AIM:
Return every record below exactly as written, omitting any pictures.

EXTRACTED INFORMATION:
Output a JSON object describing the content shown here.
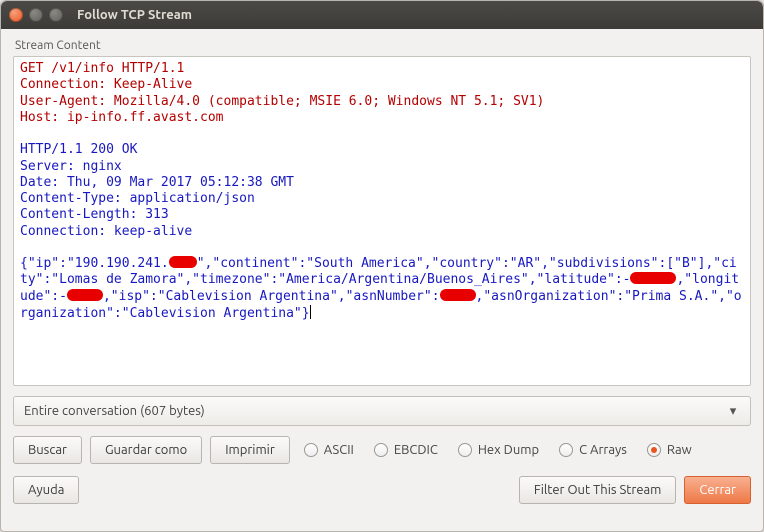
{
  "window": {
    "title": "Follow TCP Stream"
  },
  "section_label": "Stream Content",
  "stream": {
    "request": {
      "l1": "GET /v1/info HTTP/1.1",
      "l2": "Connection: Keep-Alive",
      "l3": "User-Agent: Mozilla/4.0 (compatible; MSIE 6.0; Windows NT 5.1; SV1)",
      "l4": "Host: ip-info.ff.avast.com"
    },
    "response": {
      "l1": "HTTP/1.1 200 OK",
      "l2": "Server: nginx",
      "l3": "Date: Thu, 09 Mar 2017 05:12:38 GMT",
      "l4": "Content-Type: application/json",
      "l5": "Content-Length: 313",
      "l6": "Connection: keep-alive"
    },
    "body": {
      "p1": "{\"ip\":\"190.190.241.",
      "p2": "\",\"continent\":\"South America\",\"country\":\"AR\",\"subdivisions\":[\"B\"],\"city\":\"Lomas de Zamora\",\"timezone\":\"America/Argentina/Buenos_Aires\",\"latitude\":-",
      "p3": ",\"longitude\":-",
      "p4": ",\"isp\":\"Cablevision Argentina\",\"asnNumber\":",
      "p5": ",\"asnOrganization\":\"Prima S.A.\",\"organization\":\"Cablevision Argentina\"}"
    },
    "redaction_widths": {
      "r1": 28,
      "r2": 46,
      "r3": 36,
      "r4": 36
    }
  },
  "dropdown": {
    "selected": "Entire conversation (607 bytes)"
  },
  "buttons": {
    "find": "Buscar",
    "save_as": "Guardar como",
    "print": "Imprimir",
    "help": "Ayuda",
    "filter_out": "Filter Out This Stream",
    "close": "Cerrar"
  },
  "radios": {
    "ascii": "ASCII",
    "ebcdic": "EBCDIC",
    "hexdump": "Hex Dump",
    "carrays": "C Arrays",
    "raw": "Raw",
    "selected": "raw"
  }
}
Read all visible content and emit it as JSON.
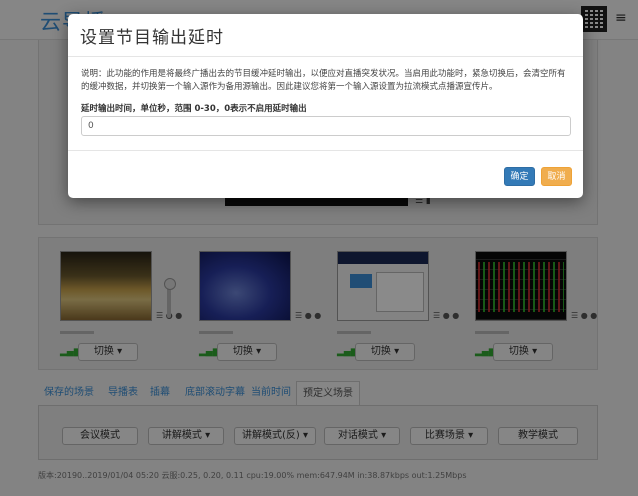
{
  "app": {
    "logo_text": "云导播",
    "menu_glyph": "≡"
  },
  "preview": {
    "controls": "☰ ▮"
  },
  "sources": [
    {
      "switch_label": "切换 ▾",
      "controls": "☰ ● ●",
      "signal": "▂▄▆"
    },
    {
      "switch_label": "切换 ▾",
      "controls": "☰ ● ●",
      "signal": "▂▄▆"
    },
    {
      "switch_label": "切换 ▾",
      "controls": "☰ ● ●",
      "signal": "▂▄▆"
    },
    {
      "switch_label": "切换 ▾",
      "controls": "☰ ● ●",
      "signal": "▂▄▆"
    }
  ],
  "tabs": [
    {
      "label": "保存的场景"
    },
    {
      "label": "导播表"
    },
    {
      "label": "插幕"
    },
    {
      "label": "底部滚动字幕"
    },
    {
      "label": "当前时间"
    },
    {
      "label": "预定义场景"
    }
  ],
  "mode_buttons": [
    {
      "label": "会议模式"
    },
    {
      "label": "讲解模式 ▾"
    },
    {
      "label": "讲解模式(反) ▾"
    },
    {
      "label": "对话模式 ▾"
    },
    {
      "label": "比赛场景 ▾"
    },
    {
      "label": "教学模式"
    }
  ],
  "footer": {
    "stats": "版本:20190..2019/01/04 05:20  云服:0.25, 0.20, 0.11  cpu:19.00%  mem:647.94M  in:38.87kbps  out:1.25Mbps"
  },
  "modal": {
    "title": "设置节目输出延时",
    "description": "说明：此功能的作用是将最终广播出去的节目缓冲延时输出，以便应对直播突发状况。当启用此功能时，紧急切换后，会清空所有的缓冲数据，并切换第一个输入源作为备用源输出。因此建议您将第一个输入源设置为拉流模式点播源宣传片。",
    "field_label": "延时输出时间，单位秒，范围 0-30，0表示不启用延时输出",
    "delay_value": "0",
    "ok_label": "确定",
    "cancel_label": "取消"
  },
  "colors": {
    "primary": "#337ab7",
    "warning": "#f0ad4e",
    "logo": "#3a8fd6"
  }
}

EXERCISE ANSWER:
Output a JSON object describing the content shown here.
{
  "window": {
    "title": "Follow TCP Stream"
  },
  "section_label": "Stream Content",
  "stream": {
    "request": {
      "l1": "GET /v1/info HTTP/1.1",
      "l2": "Connection: Keep-Alive",
      "l3": "User-Agent: Mozilla/4.0 (compatible; MSIE 6.0; Windows NT 5.1; SV1)",
      "l4": "Host: ip-info.ff.avast.com"
    },
    "response": {
      "l1": "HTTP/1.1 200 OK",
      "l2": "Server: nginx",
      "l3": "Date: Thu, 09 Mar 2017 05:12:38 GMT",
      "l4": "Content-Type: application/json",
      "l5": "Content-Length: 313",
      "l6": "Connection: keep-alive"
    },
    "body": {
      "p1": "{\"ip\":\"190.190.241.",
      "p2": "\",\"continent\":\"South America\",\"country\":\"AR\",\"subdivisions\":[\"B\"],\"city\":\"Lomas de Zamora\",\"timezone\":\"America/Argentina/Buenos_Aires\",\"latitude\":-",
      "p3": ",\"longitude\":-",
      "p4": ",\"isp\":\"Cablevision Argentina\",\"asnNumber\":",
      "p5": ",\"asnOrganization\":\"Prima S.A.\",\"organization\":\"Cablevision Argentina\"}"
    },
    "redaction_widths": {
      "r1": 28,
      "r2": 46,
      "r3": 36,
      "r4": 36
    }
  },
  "dropdown": {
    "selected": "Entire conversation (607 bytes)"
  },
  "buttons": {
    "find": "Buscar",
    "save_as": "Guardar como",
    "print": "Imprimir",
    "help": "Ayuda",
    "filter_out": "Filter Out This Stream",
    "close": "Cerrar"
  },
  "radios": {
    "ascii": "ASCII",
    "ebcdic": "EBCDIC",
    "hexdump": "Hex Dump",
    "carrays": "C Arrays",
    "raw": "Raw",
    "selected": "raw"
  }
}
Read all visible content and emit it as JSON.
{
  "app": {
    "logo_text": "云导播",
    "menu_glyph": "≡"
  },
  "preview": {
    "controls": "☰ ▮"
  },
  "sources": [
    {
      "switch_label": "切换 ▾",
      "controls": "☰ ● ●",
      "signal": "▂▄▆"
    },
    {
      "switch_label": "切换 ▾",
      "controls": "☰ ● ●",
      "signal": "▂▄▆"
    },
    {
      "switch_label": "切换 ▾",
      "controls": "☰ ● ●",
      "signal": "▂▄▆"
    },
    {
      "switch_label": "切换 ▾",
      "controls": "☰ ● ●",
      "signal": "▂▄▆"
    }
  ],
  "tabs": [
    {
      "label": "保存的场景"
    },
    {
      "label": "导播表"
    },
    {
      "label": "插幕"
    },
    {
      "label": "底部滚动字幕"
    },
    {
      "label": "当前时间"
    },
    {
      "label": "预定义场景"
    }
  ],
  "mode_buttons": [
    {
      "label": "会议模式"
    },
    {
      "label": "讲解模式 ▾"
    },
    {
      "label": "讲解模式(反) ▾"
    },
    {
      "label": "对话模式 ▾"
    },
    {
      "label": "比赛场景 ▾"
    },
    {
      "label": "教学模式"
    }
  ],
  "footer": {
    "stats": "版本:20190..2019/01/04 05:20  云服:0.25, 0.20, 0.11  cpu:19.00%  mem:647.94M  in:38.87kbps  out:1.25Mbps"
  },
  "modal": {
    "title": "设置节目输出延时",
    "description": "说明：此功能的作用是将最终广播出去的节目缓冲延时输出，以便应对直播突发状况。当启用此功能时，紧急切换后，会清空所有的缓冲数据，并切换第一个输入源作为备用源输出。因此建议您将第一个输入源设置为拉流模式点播源宣传片。",
    "field_label": "延时输出时间，单位秒，范围 0-30，0表示不启用延时输出",
    "delay_value": "0",
    "ok_label": "确定",
    "cancel_label": "取消"
  },
  "colors": {
    "primary": "#337ab7",
    "warning": "#f0ad4e",
    "logo": "#3a8fd6"
  }
}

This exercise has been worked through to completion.